TO BE DONE:
Lines containing the word "this" should be extracted in full.

Entries from a dataset:

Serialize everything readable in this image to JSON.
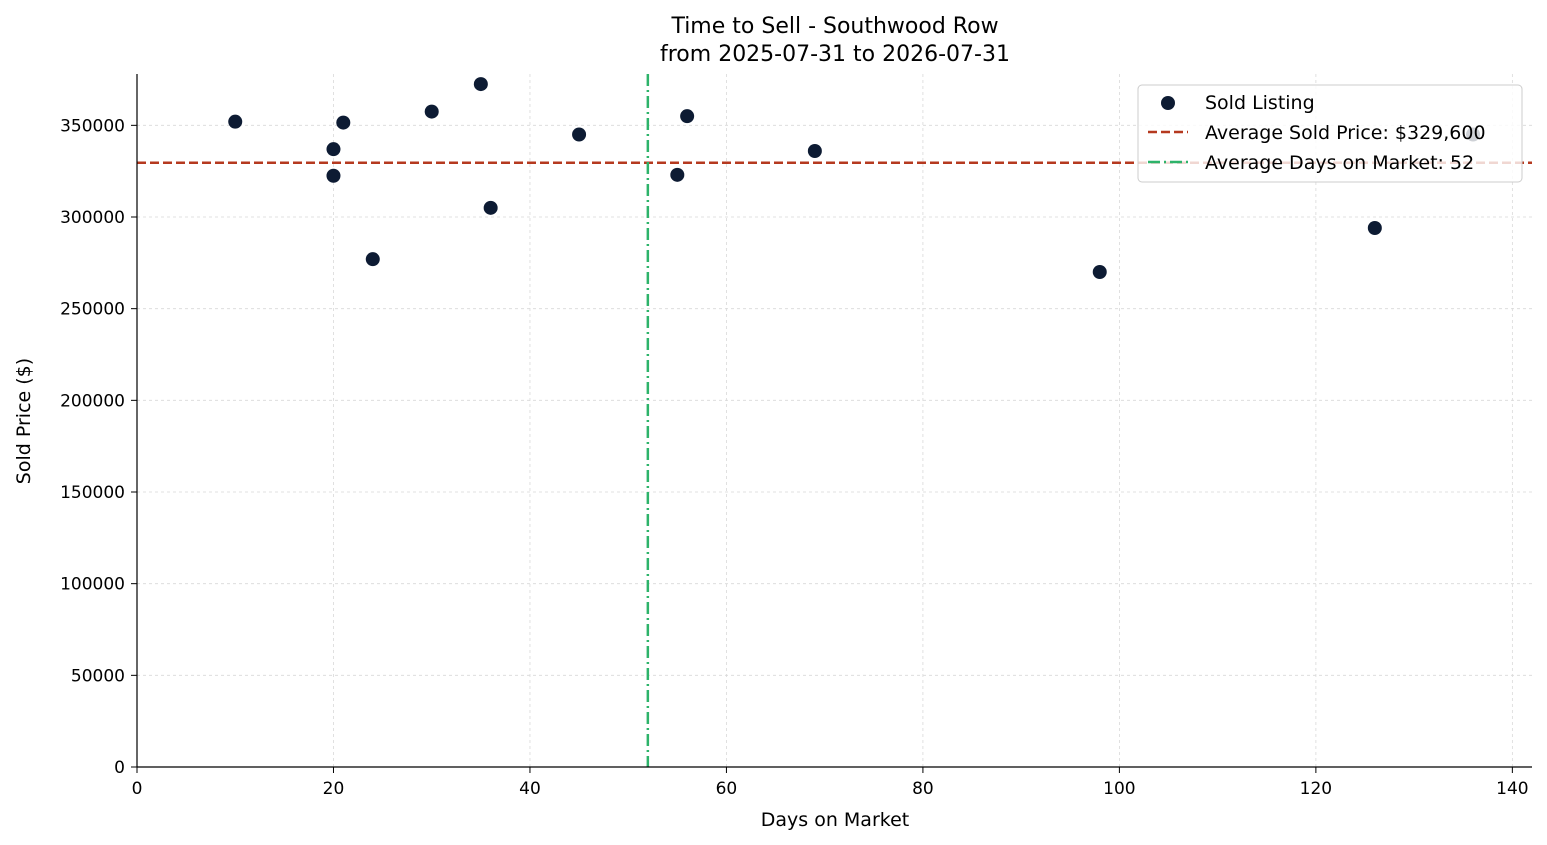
{
  "chart_data": {
    "type": "scatter",
    "title": "Time to Sell - Southwood Row",
    "subtitle": "from 2025-07-31 to 2026-07-31",
    "xlabel": "Days on Market",
    "ylabel": "Sold Price ($)",
    "xlim": [
      0,
      142
    ],
    "ylim": [
      0,
      378000
    ],
    "xticks": [
      0,
      20,
      40,
      60,
      80,
      100,
      120,
      140
    ],
    "yticks": [
      0,
      50000,
      100000,
      150000,
      200000,
      250000,
      300000,
      350000
    ],
    "grid": true,
    "legend_position": "top-right",
    "series": [
      {
        "name": "Sold Listing",
        "color": "#0d1b33",
        "points": [
          {
            "x": 10,
            "y": 352000
          },
          {
            "x": 20,
            "y": 337000
          },
          {
            "x": 20,
            "y": 322500
          },
          {
            "x": 21,
            "y": 351500
          },
          {
            "x": 24,
            "y": 277000
          },
          {
            "x": 30,
            "y": 357500
          },
          {
            "x": 35,
            "y": 372500
          },
          {
            "x": 36,
            "y": 305000
          },
          {
            "x": 45,
            "y": 345000
          },
          {
            "x": 55,
            "y": 323000
          },
          {
            "x": 56,
            "y": 355000
          },
          {
            "x": 69,
            "y": 336000
          },
          {
            "x": 98,
            "y": 270000
          },
          {
            "x": 126,
            "y": 294000
          },
          {
            "x": 136,
            "y": 345000
          }
        ]
      }
    ],
    "reference_lines": {
      "avg_price": {
        "label": "Average Sold Price: $329,600",
        "value": 329600,
        "color": "#b5391f",
        "style": "dashed"
      },
      "avg_days": {
        "label": "Average Days on Market: 52",
        "value": 52,
        "color": "#2db36a",
        "style": "dashdot"
      }
    }
  }
}
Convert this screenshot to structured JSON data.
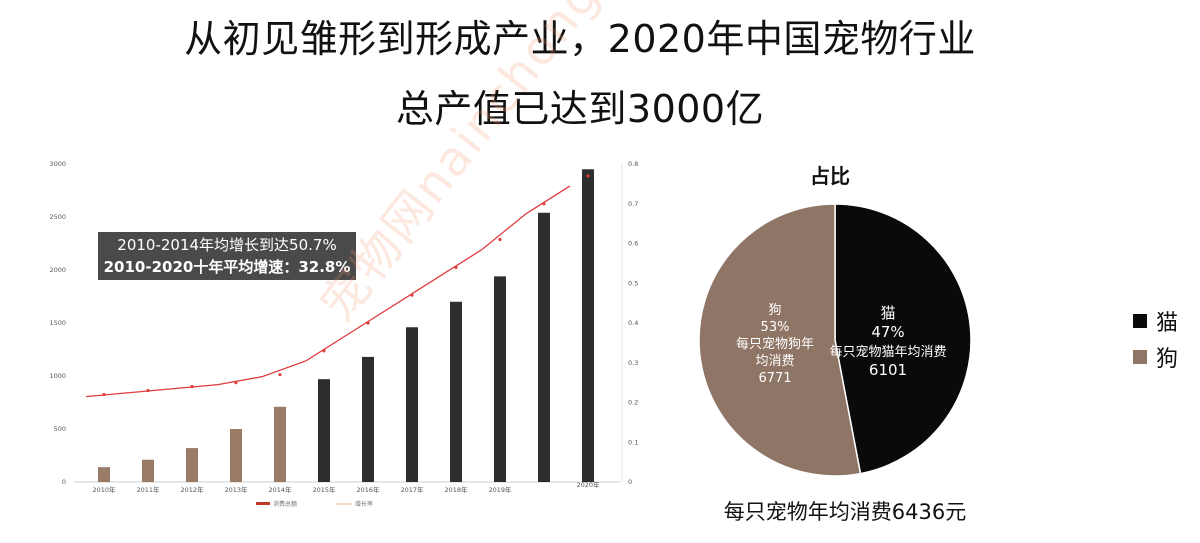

RIGHT ANSWER:
Serialize everything readable in this image to JSON.
Convert this screenshot to structured JSON data.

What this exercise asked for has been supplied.